** EXERCISE **
Search the data for the string "this" and extract every line where it appears.

** RECORDS TO PROCESS **
---

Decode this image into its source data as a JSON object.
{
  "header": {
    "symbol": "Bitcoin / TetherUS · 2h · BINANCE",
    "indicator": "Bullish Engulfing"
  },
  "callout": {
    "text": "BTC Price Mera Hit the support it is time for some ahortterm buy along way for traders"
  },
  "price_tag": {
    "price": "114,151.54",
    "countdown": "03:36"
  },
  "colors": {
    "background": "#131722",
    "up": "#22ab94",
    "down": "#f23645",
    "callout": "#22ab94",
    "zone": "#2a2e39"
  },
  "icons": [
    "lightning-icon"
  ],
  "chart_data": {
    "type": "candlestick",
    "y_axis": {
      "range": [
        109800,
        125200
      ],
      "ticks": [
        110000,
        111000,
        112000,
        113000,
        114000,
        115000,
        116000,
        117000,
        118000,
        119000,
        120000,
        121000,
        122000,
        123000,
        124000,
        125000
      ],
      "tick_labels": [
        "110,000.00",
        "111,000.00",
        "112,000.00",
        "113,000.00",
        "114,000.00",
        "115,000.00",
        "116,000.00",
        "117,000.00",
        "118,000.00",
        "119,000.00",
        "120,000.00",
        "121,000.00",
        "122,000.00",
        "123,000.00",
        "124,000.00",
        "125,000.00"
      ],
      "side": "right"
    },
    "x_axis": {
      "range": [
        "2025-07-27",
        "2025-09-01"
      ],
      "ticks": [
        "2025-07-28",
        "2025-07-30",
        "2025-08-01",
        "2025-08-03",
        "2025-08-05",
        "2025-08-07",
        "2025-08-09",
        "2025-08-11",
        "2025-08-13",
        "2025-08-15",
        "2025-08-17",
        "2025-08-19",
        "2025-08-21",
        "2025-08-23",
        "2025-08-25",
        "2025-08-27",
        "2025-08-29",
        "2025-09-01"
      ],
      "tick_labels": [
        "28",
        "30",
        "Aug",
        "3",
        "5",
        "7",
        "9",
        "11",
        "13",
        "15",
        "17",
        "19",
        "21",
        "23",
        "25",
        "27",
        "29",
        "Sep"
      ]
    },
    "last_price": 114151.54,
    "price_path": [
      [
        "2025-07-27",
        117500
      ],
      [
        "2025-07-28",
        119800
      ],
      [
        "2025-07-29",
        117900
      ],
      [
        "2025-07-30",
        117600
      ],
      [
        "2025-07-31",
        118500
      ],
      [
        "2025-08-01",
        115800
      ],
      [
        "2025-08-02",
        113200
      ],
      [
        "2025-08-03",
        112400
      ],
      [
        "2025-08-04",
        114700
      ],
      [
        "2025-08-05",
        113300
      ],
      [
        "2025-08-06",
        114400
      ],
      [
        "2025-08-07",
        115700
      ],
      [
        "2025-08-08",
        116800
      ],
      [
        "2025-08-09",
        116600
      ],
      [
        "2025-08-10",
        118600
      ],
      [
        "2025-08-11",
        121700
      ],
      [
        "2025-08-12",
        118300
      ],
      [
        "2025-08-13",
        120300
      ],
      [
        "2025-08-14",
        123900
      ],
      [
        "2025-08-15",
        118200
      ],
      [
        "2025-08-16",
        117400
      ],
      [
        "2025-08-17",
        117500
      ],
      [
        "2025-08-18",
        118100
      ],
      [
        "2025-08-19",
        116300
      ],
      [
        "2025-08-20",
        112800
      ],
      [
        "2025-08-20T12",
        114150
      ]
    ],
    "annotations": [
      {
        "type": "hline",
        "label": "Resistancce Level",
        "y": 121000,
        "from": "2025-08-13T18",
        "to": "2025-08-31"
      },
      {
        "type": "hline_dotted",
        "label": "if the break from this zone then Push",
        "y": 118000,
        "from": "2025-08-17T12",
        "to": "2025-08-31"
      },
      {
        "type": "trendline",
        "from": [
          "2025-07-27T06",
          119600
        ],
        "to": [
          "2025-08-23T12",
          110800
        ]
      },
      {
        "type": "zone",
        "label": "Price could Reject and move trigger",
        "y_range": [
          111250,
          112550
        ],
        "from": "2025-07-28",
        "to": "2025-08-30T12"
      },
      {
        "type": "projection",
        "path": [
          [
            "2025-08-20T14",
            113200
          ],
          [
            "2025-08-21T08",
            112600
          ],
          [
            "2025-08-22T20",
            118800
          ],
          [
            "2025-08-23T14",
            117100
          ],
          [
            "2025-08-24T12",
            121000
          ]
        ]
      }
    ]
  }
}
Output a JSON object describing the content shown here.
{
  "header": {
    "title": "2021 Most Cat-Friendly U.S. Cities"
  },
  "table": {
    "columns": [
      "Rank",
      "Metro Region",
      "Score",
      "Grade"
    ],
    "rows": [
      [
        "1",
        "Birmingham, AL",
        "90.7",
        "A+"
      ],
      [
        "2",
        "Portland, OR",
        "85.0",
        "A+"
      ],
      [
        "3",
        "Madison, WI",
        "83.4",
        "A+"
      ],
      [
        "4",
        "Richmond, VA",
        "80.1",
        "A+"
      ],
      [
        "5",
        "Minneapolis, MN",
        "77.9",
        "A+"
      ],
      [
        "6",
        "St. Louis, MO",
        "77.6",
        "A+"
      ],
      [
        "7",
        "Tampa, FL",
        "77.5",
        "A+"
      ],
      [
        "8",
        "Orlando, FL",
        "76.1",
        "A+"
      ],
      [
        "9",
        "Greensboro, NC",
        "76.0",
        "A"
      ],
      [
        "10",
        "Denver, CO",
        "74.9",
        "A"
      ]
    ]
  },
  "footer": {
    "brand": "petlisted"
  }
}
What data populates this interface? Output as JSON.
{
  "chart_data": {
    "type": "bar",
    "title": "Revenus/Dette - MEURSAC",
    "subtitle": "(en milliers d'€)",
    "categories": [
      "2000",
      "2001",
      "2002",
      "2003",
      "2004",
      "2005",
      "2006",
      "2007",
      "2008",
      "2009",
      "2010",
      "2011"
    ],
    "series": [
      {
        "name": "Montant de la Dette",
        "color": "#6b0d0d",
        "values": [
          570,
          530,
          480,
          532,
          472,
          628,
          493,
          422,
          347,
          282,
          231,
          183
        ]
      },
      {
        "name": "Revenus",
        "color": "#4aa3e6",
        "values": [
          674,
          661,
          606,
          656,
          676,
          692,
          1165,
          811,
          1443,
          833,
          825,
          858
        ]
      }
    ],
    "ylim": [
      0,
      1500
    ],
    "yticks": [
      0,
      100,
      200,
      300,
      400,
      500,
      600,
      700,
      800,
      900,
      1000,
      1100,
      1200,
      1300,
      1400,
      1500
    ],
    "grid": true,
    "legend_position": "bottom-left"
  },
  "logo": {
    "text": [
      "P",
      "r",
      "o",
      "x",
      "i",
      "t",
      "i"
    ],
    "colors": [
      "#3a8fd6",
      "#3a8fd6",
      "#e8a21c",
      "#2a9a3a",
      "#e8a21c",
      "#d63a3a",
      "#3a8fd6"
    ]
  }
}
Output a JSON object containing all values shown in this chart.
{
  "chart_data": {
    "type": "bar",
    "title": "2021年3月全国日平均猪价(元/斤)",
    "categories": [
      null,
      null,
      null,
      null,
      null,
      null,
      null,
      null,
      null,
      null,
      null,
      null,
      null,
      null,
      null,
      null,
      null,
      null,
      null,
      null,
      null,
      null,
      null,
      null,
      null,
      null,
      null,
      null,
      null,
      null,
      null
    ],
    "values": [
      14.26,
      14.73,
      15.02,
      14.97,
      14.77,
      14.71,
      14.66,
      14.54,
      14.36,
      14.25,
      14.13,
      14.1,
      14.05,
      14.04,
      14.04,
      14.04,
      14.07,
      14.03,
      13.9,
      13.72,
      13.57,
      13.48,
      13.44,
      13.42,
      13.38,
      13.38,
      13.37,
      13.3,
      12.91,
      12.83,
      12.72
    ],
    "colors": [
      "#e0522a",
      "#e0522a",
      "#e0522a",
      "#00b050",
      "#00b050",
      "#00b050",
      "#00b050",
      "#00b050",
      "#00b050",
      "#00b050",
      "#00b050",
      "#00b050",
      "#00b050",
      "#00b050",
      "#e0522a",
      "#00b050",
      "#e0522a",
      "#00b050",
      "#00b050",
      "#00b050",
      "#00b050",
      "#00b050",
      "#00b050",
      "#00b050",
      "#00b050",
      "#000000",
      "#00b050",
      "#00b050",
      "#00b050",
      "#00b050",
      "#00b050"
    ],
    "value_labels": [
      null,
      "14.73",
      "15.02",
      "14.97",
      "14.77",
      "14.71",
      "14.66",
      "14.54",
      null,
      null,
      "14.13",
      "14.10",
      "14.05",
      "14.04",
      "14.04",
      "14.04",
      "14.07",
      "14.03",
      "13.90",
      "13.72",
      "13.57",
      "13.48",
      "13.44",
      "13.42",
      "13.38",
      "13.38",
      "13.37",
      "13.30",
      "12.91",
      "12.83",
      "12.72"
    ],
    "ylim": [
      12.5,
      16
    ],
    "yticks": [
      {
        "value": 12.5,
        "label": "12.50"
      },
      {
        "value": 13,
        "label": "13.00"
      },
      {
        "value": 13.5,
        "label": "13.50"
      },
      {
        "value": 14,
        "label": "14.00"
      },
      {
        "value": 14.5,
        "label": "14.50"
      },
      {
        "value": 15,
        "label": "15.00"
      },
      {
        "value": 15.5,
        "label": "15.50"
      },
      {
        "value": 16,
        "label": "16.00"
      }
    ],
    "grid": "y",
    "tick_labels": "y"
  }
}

---

** EXERCISE ANSWER **
Decode this image into its source data as a JSON object.
        "label": "if the break from this zone then Push",
What data populates this interface? Output as JSON.
Output a JSON object containing all values shown in this chart.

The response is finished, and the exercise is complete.